**THE PROBLEM:** Without the pictures, copy the entries below word for word.

**THE DATA:**
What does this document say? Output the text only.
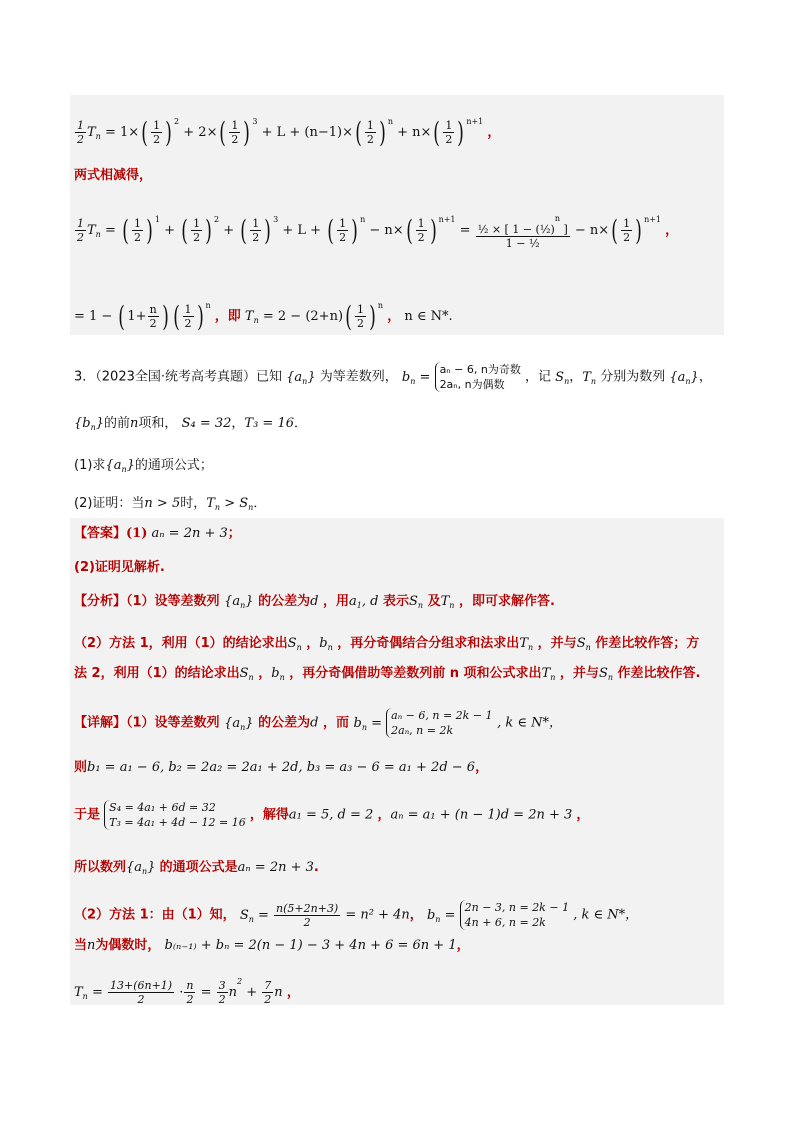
$\frac{1}{2} T_n = 1\times( \frac{1}{2}$ ) $^2 + 2\times( \frac{1}{2}$ ) $^3 + L + (n-1)\times( \frac{1}{2}$ ) $^n + n\times( \frac{1}{2}$ ) $^{n+1}$ ，
两式相减得，
$\frac{1}{2} T_n$ = ( $\frac{1}{2}$ ) $^1$ + ( $\frac{1}{2}$ ) $^2$ + ( $\frac{1}{2}$ ) $^3$ + L + ( $\frac{1}{2}$ ) $^n - n\times( \frac{1}{2}$ ) $^{n+1} = \frac{\frac{1}{2} \times [ 1 - (\frac{1}{2})^n ]}{\text{1 − ½}} - n\times( \frac{1}{2}$ ) $^{n+1}$ ，
= 1 − ( $1+ \frac{n}{2}$ ) ( $\frac{1}{2}$ ) $^n$ ，即 $T_n = 2 - (2+n)( \frac{1}{2}$ ) $^n$ ， n ∈ N*.
3．（2023全国·统考高考真题）已知 $\{a_n\}$ 为等差数列， $b_n = a_n - 6$, n为奇数
2aₙ, n为偶数 ，记 $S_n$，$T_n$ 分别为数列 $\{a_n\}$，
$\{b_n\}$的前n项和， S₄ = 32，T₃ = 16．
(1)求$\{a_n\}$的通项公式；
(2)证明：当n > 5时，$T_n > S_n$．
【答案】(1) aₙ = 2n + 3；
(2)证明见解析.
【分析】（1）设等差数列 $\{a_n\}$ 的公差为d ，用$a_1$, d 表示$S_n$ 及$T_n$ ，即可求解作答.
（2）方法 1，利用（1）的结论求出$S_n$ ，$b_n$ ，再分奇偶结合分组求和法求出$T_n$ ，并与$S_n$ 作差比较作答；方
法 2，利用（1）的结论求出$S_n$ ，$b_n$ ，再分奇偶借助等差数列前 n 项和公式求出$T_n$ ，并与$S_n$ 作差比较作答.
【详解】（1）设等差数列 $\{a_n\}$ 的公差为d ，而 $b_n = a_n - 6$, n = 2k − 1
2aₙ, n = 2k	, k ∈ N*，
则b₁ = a₁ − 6, b₂ = 2a₂ = 2a₁ + 2d, b₃ = a₃ − 6 = a₁ + 2d − 6，
于是 S₄ = 4a₁ + 6d = 32
T₃ = 4a₁ + 4d − 12 = 16 ，解得a₁ = 5, d = 2 ，aₙ = a₁ + (n − 1)d = 2n + 3 ，
所以数列$\{a_n\}$ 的通项公式是aₙ = 2n + 3.
（2）方法 1：由（1）知， $S_n = \frac{n(5+2n+3)}{2} = n^2 + 4n$， $b_n = 2n - 3$, n = 2k − 1
4n + 6, n = 2k , k ∈ N*，
当n为偶数时， b₍ₙ₋₁₎ + bₙ = 2(n − 1) − 3 + 4n + 6 = 6n + 1，
$T_n = \frac{13+(6n+1)}{2} \cdot \frac{n}{2} = \frac{3}{2} n^2 + \frac{7}{2}$ n ，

**RESULT OF THE TASK:**
What does this document say? Output the text only.
$\frac{1}{2} T_n = 1\times( \frac{1}{2}$ ) $^2 + 2\times( \frac{1}{2}$ ) $^3 + L + (n-1)\times( \frac{1}{2}$ ) $^n + n\times( \frac{1}{2}$ ) $^{n+1}$ ，
两式相减得，
$\frac{1}{2} T_n$ = ( $\frac{1}{2}$ ) $^1$ + ( $\frac{1}{2}$ ) $^2$ + ( $\frac{1}{2}$ ) $^3$ + L + ( $\frac{1}{2}$ ) $^n - n\times( \frac{1}{2}$ ) $^{n+1} = \frac{\frac{1}{2} \times [ 1 - (\frac{1}{2})^n ]}{\text{1 − ½}} - n\times( \frac{1}{2}$ ) $^{n+1}$ ，
= 1 − ( $1+ \frac{n}{2}$ ) ( $\frac{1}{2}$ ) $^n$ ，即 $T_n = 2 - (2+n)( \frac{1}{2}$ ) $^n$ ， n ∈ N*.
3．（2023全国·统考高考真题）已知 $\{a_n\}$ 为等差数列， $b_n = a_n - 6$, n为奇数
2aₙ, n为偶数 ，记 $S_n$，$T_n$ 分别为数列 $\{a_n\}$，
$\{b_n\}$的前n项和， S₄ = 32，T₃ = 16．
(1)求$\{a_n\}$的通项公式；
(2)证明：当n > 5时，$T_n > S_n$．
【答案】(1) aₙ = 2n + 3；
(2)证明见解析.
【分析】（1）设等差数列 $\{a_n\}$ 的公差为d ，用$a_1$, d 表示$S_n$ 及$T_n$ ，即可求解作答.
（2）方法 1，利用（1）的结论求出$S_n$ ，$b_n$ ，再分奇偶结合分组求和法求出$T_n$ ，并与$S_n$ 作差比较作答；方
法 2，利用（1）的结论求出$S_n$ ，$b_n$ ，再分奇偶借助等差数列前 n 项和公式求出$T_n$ ，并与$S_n$ 作差比较作答.
【详解】（1）设等差数列 $\{a_n\}$ 的公差为d ，而 $b_n = a_n - 6$, n = 2k − 1
2aₙ, n = 2k	, k ∈ N*，
则b₁ = a₁ − 6, b₂ = 2a₂ = 2a₁ + 2d, b₃ = a₃ − 6 = a₁ + 2d − 6，
于是 S₄ = 4a₁ + 6d = 32
T₃ = 4a₁ + 4d − 12 = 16 ，解得a₁ = 5, d = 2 ，aₙ = a₁ + (n − 1)d = 2n + 3 ，
所以数列$\{a_n\}$ 的通项公式是aₙ = 2n + 3.
（2）方法 1：由（1）知， $S_n = \frac{n(5+2n+3)}{2} = n^2 + 4n$， $b_n = 2n - 3$, n = 2k − 1
4n + 6, n = 2k , k ∈ N*，
当n为偶数时， b₍ₙ₋₁₎ + bₙ = 2(n − 1) − 3 + 4n + 6 = 6n + 1，
$T_n = \frac{13+(6n+1)}{2} \cdot \frac{n}{2} = \frac{3}{2} n^2 + \frac{7}{2}$ n ，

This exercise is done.